If you have been following my ‘staycation’ reviews of London hotels, you’ll know that I’ve been making my way through Hilton’s six Curio Collection hotels.

As one of Hilton’s ‘collection’ brands, Curio brings together high-end independent boutique properties, letting you earn and spend Hilton Honors points and enjoy your Hilton Honors status benefits at additional hotels.

Review: 100 Queen's Gate hotel, South Kensington

Curio hotels are of a high standard but do not have to meet strict Hilton ‘brand standards’, allowing the operators to exercise their creativity. We’ve generally been very impressed by the Curio Collection hotels we’ve visited, and Rob has a very positive review from Reykjavik in the pipeline.

After reviewing The Westminster in 2021, I managed to review a further four of the London Curio hotels in 2023:

With the Canary Wharf site seemingly closed for good, this left only one hotel for me to visit – 100 Queen’s Gate. Hilton kindly arranged my stay for review purposes.

The hotel website is here.

100 Queen’s Gate location

The hotel takes its name from its address, located in South Kensington, West London. If you’ve never been to South Kensington, simply think of the most stereotypical London neighbourhood with tall whitewashed townhouses and leafy streets and you’ve got it.

Review: 100 Queen's Gate hotel, South Kensington

The hotel, which comprises six interconnected townhouses, sits on the corner of Queen’s Gate and Old Brompton Road. (This is not the road Harrods is on, which is Brompton Road, although it is only a modest stroll away.) It is just a five minute walk from South Kensington Underground Station with access to the District, Circle and Piccadilly Lines.

WHAT YOU NEED TO DO:
Could you reproduce the hotel review between "The hotel website" and "you’ve got it.", inclusive, swapping "townhouses" for "row houses"?

DATA ENTRIES:
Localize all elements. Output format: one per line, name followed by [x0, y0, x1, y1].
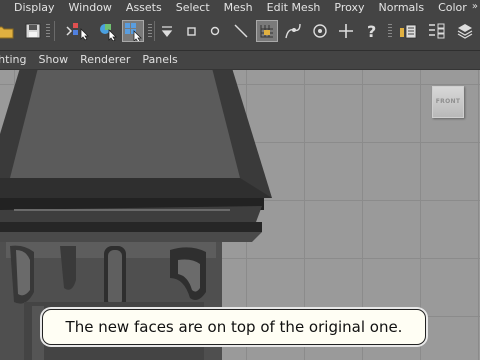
input-output-icon[interactable] — [426, 20, 448, 42]
toolbar-grip[interactable] — [148, 24, 152, 38]
menu-proxy[interactable]: Proxy — [327, 0, 371, 15]
snap-to-curve-icon[interactable] — [282, 20, 304, 42]
menu-display[interactable]: Display — [0, 0, 62, 15]
caption-text: The new faces are on top of the original… — [65, 318, 403, 336]
menu-select[interactable]: Select — [169, 0, 217, 15]
select-by-hierarchy-icon[interactable] — [70, 20, 92, 42]
toolbar-grip[interactable] — [46, 24, 50, 38]
select-by-object-icon[interactable] — [97, 20, 119, 42]
menu-edit-mesh[interactable]: Edit Mesh — [260, 0, 328, 15]
edge-mode-icon[interactable] — [180, 20, 202, 42]
snap-to-view-plane-icon[interactable] — [335, 20, 357, 42]
render-icon[interactable] — [454, 20, 476, 42]
menubar-overflow-icon[interactable]: » — [472, 0, 478, 13]
history-icon[interactable] — [398, 20, 420, 42]
select-by-component-icon[interactable] — [122, 20, 144, 42]
make-live-icon[interactable]: ? — [361, 20, 383, 42]
menu-assets[interactable]: Assets — [119, 0, 169, 15]
save-scene-icon[interactable] — [22, 20, 44, 42]
open-scene-icon[interactable] — [0, 20, 16, 42]
toolbar-separator — [54, 21, 55, 41]
panel-menu-panels[interactable]: Panels — [136, 51, 183, 69]
uv-mode-icon[interactable] — [230, 20, 252, 42]
menu-window[interactable]: Window — [62, 0, 119, 15]
viewport-front[interactable]: FRONT The new faces are on top of the or… — [0, 70, 480, 360]
svg-text:?: ? — [367, 22, 376, 40]
snap-to-point-icon[interactable] — [309, 20, 331, 42]
snap-to-grid-icon[interactable] — [256, 20, 278, 42]
tutorial-caption: The new faces are on top of the original… — [42, 309, 426, 345]
face-mode-icon[interactable] — [204, 20, 226, 42]
status-line-toolbar: ? — [0, 15, 480, 51]
panel-menu-show[interactable]: Show — [32, 51, 74, 69]
panel-menubar: Lighting Show Renderer Panels — [0, 51, 480, 70]
menu-mesh[interactable]: Mesh — [217, 0, 260, 15]
panel-menu-renderer[interactable]: Renderer — [74, 51, 136, 69]
view-cube[interactable]: FRONT — [432, 86, 464, 118]
menu-color[interactable]: Color — [431, 0, 474, 15]
menu-normals[interactable]: Normals — [372, 0, 432, 15]
vertex-mode-icon[interactable] — [156, 20, 178, 42]
main-menubar: Display Window Assets Select Mesh Edit M… — [0, 0, 480, 15]
panel-menu-lighting[interactable]: Lighting — [0, 51, 32, 69]
toolbar-grip[interactable] — [388, 24, 392, 38]
toolbar-separator — [154, 21, 155, 41]
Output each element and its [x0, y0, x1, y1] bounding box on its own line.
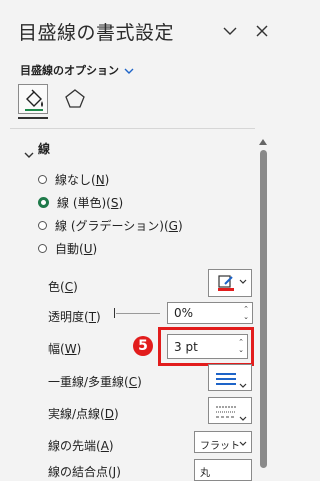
label-text: 透明度(	[48, 310, 89, 324]
radio-icon	[38, 175, 47, 184]
input-value: 0%	[174, 306, 194, 320]
tab-selected-indicator	[18, 117, 48, 119]
highlight-frame	[158, 327, 254, 366]
label-accesskey: W	[64, 342, 77, 356]
annotation-number-badge: 5	[133, 336, 153, 356]
radio-label: 自動(	[55, 242, 84, 256]
dash-lines-icon	[216, 404, 236, 423]
dash-type-label: 実線/点線(D)	[48, 405, 119, 422]
label-tail: )	[76, 342, 82, 356]
section-line-header[interactable]: 線	[38, 140, 50, 157]
tab-fill-line[interactable]	[18, 84, 48, 114]
dropdown-value: フラット	[200, 441, 240, 452]
caret-down-icon	[239, 278, 247, 288]
slider-thumb[interactable]	[114, 308, 115, 318]
effects-pentagon-icon	[64, 89, 86, 114]
options-dropdown-label[interactable]: 目盛線のオプション	[20, 62, 119, 78]
transparency-input[interactable]: 0% ⌃ ⌄	[167, 302, 253, 324]
section-collapse-chevron-icon[interactable]	[24, 144, 34, 163]
radio-accesskey: G	[168, 218, 178, 233]
label-accesskey: D	[104, 407, 114, 421]
label-tail: )	[108, 439, 114, 453]
cap-type-label: 線の先端(A)	[48, 437, 114, 454]
divider	[10, 128, 255, 129]
radio-automatic[interactable]: 自動(U)	[38, 240, 97, 257]
label-text: 一重線/多重線(	[48, 375, 129, 389]
label-accesskey: C	[128, 375, 138, 389]
label-text: 線の先端(	[48, 439, 101, 453]
radio-label: 線 (グラデーション)(	[55, 219, 169, 233]
slider-track	[116, 313, 160, 314]
compound-type-dropdown[interactable]	[208, 364, 252, 391]
transparency-slider[interactable]	[114, 308, 160, 318]
radio-label-tail: )	[118, 195, 124, 210]
radio-icon	[38, 244, 47, 253]
label-text: 色(	[48, 280, 65, 294]
radio-solid-line[interactable]: 線 (単色)(S)	[38, 194, 123, 211]
pane-title: 目盛線の書式設定	[18, 22, 175, 44]
dropdown-value: 丸	[200, 468, 210, 479]
tab-effects[interactable]	[64, 88, 86, 114]
radio-label: 線なし(	[55, 173, 96, 187]
caret-down-icon	[239, 439, 247, 450]
label-accesskey: C	[64, 280, 74, 294]
radio-gradient-line[interactable]: 線 (グラデーション)(G)	[38, 217, 183, 234]
transparency-label: 透明度(T)	[48, 308, 101, 325]
label-accesskey: T	[88, 310, 97, 324]
color-picker-button[interactable]	[208, 269, 252, 297]
radio-no-line[interactable]: 線なし(N)	[38, 171, 109, 188]
radio-icon	[38, 221, 47, 230]
label-text: 幅(	[48, 342, 65, 356]
radio-label: 線 (単色)(	[57, 196, 111, 210]
join-type-dropdown[interactable]: 丸	[194, 459, 252, 481]
dash-type-dropdown[interactable]	[208, 397, 252, 424]
caret-down-icon	[239, 374, 247, 393]
label-tail: )	[73, 280, 78, 294]
chevron-down-icon[interactable]	[223, 22, 237, 40]
radio-label-tail: )	[177, 218, 183, 233]
radio-label-tail: )	[92, 241, 98, 256]
compound-lines-icon	[216, 371, 236, 390]
radio-selected-icon	[38, 197, 49, 208]
spinner-icon[interactable]: ⌃ ⌄	[243, 305, 249, 321]
cap-type-dropdown[interactable]: フラット	[194, 431, 252, 453]
label-text: 実線/点線(	[48, 407, 105, 421]
radio-label-tail: )	[104, 172, 110, 187]
caret-down-icon	[239, 407, 247, 426]
label-tail: )	[96, 310, 101, 324]
fill-line-icon	[23, 89, 45, 115]
pen-color-icon	[217, 274, 235, 296]
join-type-label: 線の結合点(J)	[48, 465, 121, 479]
options-chevron-icon[interactable]	[124, 60, 134, 79]
label-tail: )	[137, 375, 142, 389]
radio-accesskey: U	[83, 241, 93, 256]
compound-type-label: 一重線/多重線(C)	[48, 373, 142, 390]
scroll-up-icon[interactable]	[259, 130, 267, 149]
radio-accesskey: N	[95, 172, 105, 187]
width-label: 幅(W)	[48, 340, 81, 357]
radio-accesskey: S	[110, 195, 119, 210]
color-label: 色(C)	[48, 278, 78, 295]
scrollbar-thumb[interactable]	[260, 150, 267, 468]
close-icon[interactable]	[256, 23, 268, 41]
label-accesskey: A	[100, 439, 109, 453]
label-tail: )	[113, 407, 119, 421]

FINISHED EXERCISE:
The hotel website is here.

100 Queen’s Gate location

The hotel takes its name from its address, located in South Kensington, West London. If you’ve never been to South Kensington, simply think of the most stereotypical London neighbourhood with tall whitewashed row houses and leafy streets and you’ve got it.